■ ESTRATTO DELLA PAGINA ■

********************

Il contributo è tratto da Storia della civiltà europea a cura di Umberto Eco, edizione in 75 ebook
Non esiste una sola danza del Novecento, ma tante danze diverse, che rispecchiano e talvolta anticipano il mutare della visione del corpo e il fervore artistico e sociale che pervade il secolo. Ci si chiede a più riprese che cosa sia "danza", cercando e fornendo risposte mutevoli, che oscillano tra formalismo ed espressione, autonomia e commistione dei generi artistici. Se da una parte si sviluppano scuole e tecniche nuove, come la danza moderna americana o quella espressionista tedesca della prima metà del secolo, o il Tanztheater dagli anni Settanta in poi, dall’altra anche il balletto si trasforma profondamente, seppure sulle spoglie del passato.
La continua sperimentazione
Isadora Duncan
La danza del futuro
Se ricerchiamo la vera origine della danza, se ritorniamo alla natura, troviamo che la danza del futuro è la danza del passato, la danza dell’eternità, che è sempre stata e sempre sarà la stessa. Il movimento delle onde, dei venti, della terra esiste da sempre nella stessa eterna armonia. Noi non andiamo sulla spiaggia a chiedere all’oceano come fosse il suo movimento in passato e come sarà in futuro. [...] Solo i movimenti del corpo nudo possono essere completamente naturali. L’uomo, giunto al termine della civilizzazione, dovrà tornare alla nudità: non alla nudità inconsapevole del selvaggio, ma a quella conscia e riconosciuta dell’Uomo maturo, il cui corpo sarà l’espressione armoniosa della sua vita spirituale.
Isadora Duncan, Lettere dalla danza, Firenze, La casa Usher, 1980
Il Novecento è, per la danza, un secolo di continui cambiamenti, nutriti sia da un fertile dibattito interno, che modula forme e poetiche, sia da un dialogo aperto con le altre arti e con la storia politica e sociale. Con il teatro essa condivide il costante sperimentalismo, acceso da una retorica dell’avanguardia, che si esprime nel ripetuto rifiuto della tradizione. Le spinte innovatrici, che già nel passaggio tra Ottocento e Novecento producono un ripensamento complessivo della danza, si traducono sia in lavori scenici, sia nella prassi laboratoriale e di ricerca. Accanto ai nomi di danzatori di fama o dei coreografi, spiccano dunque i pedagoghi, per i lasciti teorici, oltre che per il loro insegnamento pratico. Al centro della riflessione e del processo di revisione c’è il corpo del danzatore-interprete e una visione del movimento che oscilla tra formalismo ed espressione, tecnica e spontaneità, all’interno di un’arte combattuta fra due ideali opposti: quello di una totale autonomia e di una propria specificità, soprattutto rispetto alla musica, da un lato, e la grande utopia wagneriana di un’opera d’arte totale, sintesi di parola, gesto e musica nell’unione di spazio e tempo, dall’altro.

********************

■ COMPITO ASSEGNATO 1 ■
Indica se ciascuna delle seguenti affermazioni concorda con il testo sulla danza del Novecento, rispondendo sì o no e citando le parole decisive: (a) nel Novecento esiste una sola danza; (b) anche il balletto si trasforma profondamente; (c) la danza condivide con il teatro il costante sperimentalismo.

********************

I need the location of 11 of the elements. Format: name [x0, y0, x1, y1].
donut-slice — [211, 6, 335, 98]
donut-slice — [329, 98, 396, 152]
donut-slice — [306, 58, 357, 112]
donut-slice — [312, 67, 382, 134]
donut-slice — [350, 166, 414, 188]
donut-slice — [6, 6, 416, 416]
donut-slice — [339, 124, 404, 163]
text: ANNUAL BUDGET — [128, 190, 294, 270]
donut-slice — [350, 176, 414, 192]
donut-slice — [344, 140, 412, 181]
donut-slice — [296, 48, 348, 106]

********************

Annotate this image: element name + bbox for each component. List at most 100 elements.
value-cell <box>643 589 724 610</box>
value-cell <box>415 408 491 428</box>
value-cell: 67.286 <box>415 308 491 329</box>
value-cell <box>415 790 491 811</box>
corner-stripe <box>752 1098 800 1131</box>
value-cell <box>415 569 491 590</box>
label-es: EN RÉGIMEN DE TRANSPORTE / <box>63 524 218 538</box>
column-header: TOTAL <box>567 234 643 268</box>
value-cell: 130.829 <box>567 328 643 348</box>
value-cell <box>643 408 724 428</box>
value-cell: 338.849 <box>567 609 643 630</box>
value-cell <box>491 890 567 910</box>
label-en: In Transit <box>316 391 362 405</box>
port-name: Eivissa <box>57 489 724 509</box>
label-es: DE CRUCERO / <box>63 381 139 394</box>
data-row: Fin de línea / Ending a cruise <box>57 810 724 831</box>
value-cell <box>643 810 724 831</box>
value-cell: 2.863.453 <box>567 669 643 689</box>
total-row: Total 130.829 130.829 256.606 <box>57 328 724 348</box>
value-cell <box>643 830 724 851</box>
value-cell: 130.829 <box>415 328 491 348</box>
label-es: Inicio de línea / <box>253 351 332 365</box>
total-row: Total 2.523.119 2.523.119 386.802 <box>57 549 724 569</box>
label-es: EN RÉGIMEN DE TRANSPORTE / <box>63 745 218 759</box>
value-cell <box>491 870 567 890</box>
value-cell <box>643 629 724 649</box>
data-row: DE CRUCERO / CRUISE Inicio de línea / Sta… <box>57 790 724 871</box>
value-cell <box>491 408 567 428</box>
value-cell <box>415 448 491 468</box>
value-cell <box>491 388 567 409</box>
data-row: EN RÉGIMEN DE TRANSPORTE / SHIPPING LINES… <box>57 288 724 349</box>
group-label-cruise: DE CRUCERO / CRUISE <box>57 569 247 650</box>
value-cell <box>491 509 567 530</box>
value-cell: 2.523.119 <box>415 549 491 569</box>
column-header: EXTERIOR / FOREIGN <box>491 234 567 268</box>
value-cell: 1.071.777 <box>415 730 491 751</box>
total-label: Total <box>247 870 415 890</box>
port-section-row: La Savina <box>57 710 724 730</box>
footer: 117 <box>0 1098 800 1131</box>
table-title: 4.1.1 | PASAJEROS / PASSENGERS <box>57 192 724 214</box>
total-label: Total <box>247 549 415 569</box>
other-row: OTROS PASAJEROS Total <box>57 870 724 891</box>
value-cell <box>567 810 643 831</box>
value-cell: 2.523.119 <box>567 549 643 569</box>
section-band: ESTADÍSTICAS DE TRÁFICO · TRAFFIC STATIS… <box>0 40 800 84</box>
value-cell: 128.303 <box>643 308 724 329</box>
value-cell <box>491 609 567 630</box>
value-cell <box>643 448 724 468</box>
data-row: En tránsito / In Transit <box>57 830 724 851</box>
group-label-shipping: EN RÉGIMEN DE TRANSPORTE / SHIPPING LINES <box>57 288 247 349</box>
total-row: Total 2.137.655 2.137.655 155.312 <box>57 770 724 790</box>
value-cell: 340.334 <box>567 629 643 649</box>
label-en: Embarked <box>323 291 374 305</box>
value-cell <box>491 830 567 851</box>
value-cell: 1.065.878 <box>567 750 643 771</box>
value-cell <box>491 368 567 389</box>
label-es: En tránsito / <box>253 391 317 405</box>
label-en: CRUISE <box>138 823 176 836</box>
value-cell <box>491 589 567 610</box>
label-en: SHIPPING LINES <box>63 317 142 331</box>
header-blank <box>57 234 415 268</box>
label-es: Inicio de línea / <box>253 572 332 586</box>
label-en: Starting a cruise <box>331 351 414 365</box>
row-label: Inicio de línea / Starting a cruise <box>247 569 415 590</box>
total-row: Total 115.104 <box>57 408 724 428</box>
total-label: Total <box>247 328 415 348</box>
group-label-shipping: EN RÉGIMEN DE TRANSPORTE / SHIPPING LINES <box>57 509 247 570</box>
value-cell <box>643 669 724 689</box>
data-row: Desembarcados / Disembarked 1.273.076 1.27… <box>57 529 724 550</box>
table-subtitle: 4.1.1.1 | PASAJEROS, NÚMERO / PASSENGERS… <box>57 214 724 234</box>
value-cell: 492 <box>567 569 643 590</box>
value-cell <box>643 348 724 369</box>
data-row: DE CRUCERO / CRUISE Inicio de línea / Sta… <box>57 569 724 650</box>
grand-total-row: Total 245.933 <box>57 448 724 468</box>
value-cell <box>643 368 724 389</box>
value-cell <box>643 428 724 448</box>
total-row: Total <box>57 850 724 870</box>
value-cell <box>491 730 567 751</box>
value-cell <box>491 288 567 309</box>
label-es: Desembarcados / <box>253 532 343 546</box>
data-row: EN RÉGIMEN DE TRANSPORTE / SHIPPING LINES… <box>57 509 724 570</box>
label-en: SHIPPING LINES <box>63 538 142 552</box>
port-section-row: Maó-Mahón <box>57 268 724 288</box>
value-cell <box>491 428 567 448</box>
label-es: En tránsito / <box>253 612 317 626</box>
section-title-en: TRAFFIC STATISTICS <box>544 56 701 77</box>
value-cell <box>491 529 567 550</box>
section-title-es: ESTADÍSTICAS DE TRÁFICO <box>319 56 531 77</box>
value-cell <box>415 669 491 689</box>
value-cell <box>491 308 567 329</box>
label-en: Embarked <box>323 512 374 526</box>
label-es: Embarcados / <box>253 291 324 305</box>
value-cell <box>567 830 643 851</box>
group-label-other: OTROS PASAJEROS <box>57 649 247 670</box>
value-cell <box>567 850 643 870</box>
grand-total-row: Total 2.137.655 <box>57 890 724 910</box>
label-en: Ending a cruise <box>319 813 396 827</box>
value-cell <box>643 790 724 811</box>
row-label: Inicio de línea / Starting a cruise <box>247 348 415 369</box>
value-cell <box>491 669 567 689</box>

********************

■ COMPITO ASSEGNATO 2 ■
Nei record, riscrivi il tratto che va dalla riga contenente "I need the location" fino alla riga contenente "donut-slice — [296, 48, 348, 106]", estremi inclusi, cambiando "Format" in "Layout" e lasciando invariato tutto il resto.

■ RISPOSTA CORRETTA 1 ■
(a) No: «Non esiste una sola danza del Novecento, ma tante danze diverse».
(b) Sì: «dall’altra anche il balletto si trasforma profondamente, seppure sulle spoglie del passato».
(c) Sì: «Con il teatro essa condivide il costante sperimentalismo».

■ RISPOSTA CORRETTA 2 ■
I need the location of 11 of the elements. Layout: name [x0, y0, x1, y1].
donut-slice — [211, 6, 335, 98]
donut-slice — [329, 98, 396, 152]
donut-slice — [306, 58, 357, 112]
donut-slice — [312, 67, 382, 134]
donut-slice — [350, 166, 414, 188]
donut-slice — [6, 6, 416, 416]
donut-slice — [339, 124, 404, 163]
text: ANNUAL BUDGET — [128, 190, 294, 270]
donut-slice — [350, 176, 414, 192]
donut-slice — [344, 140, 412, 181]
donut-slice — [296, 48, 348, 106]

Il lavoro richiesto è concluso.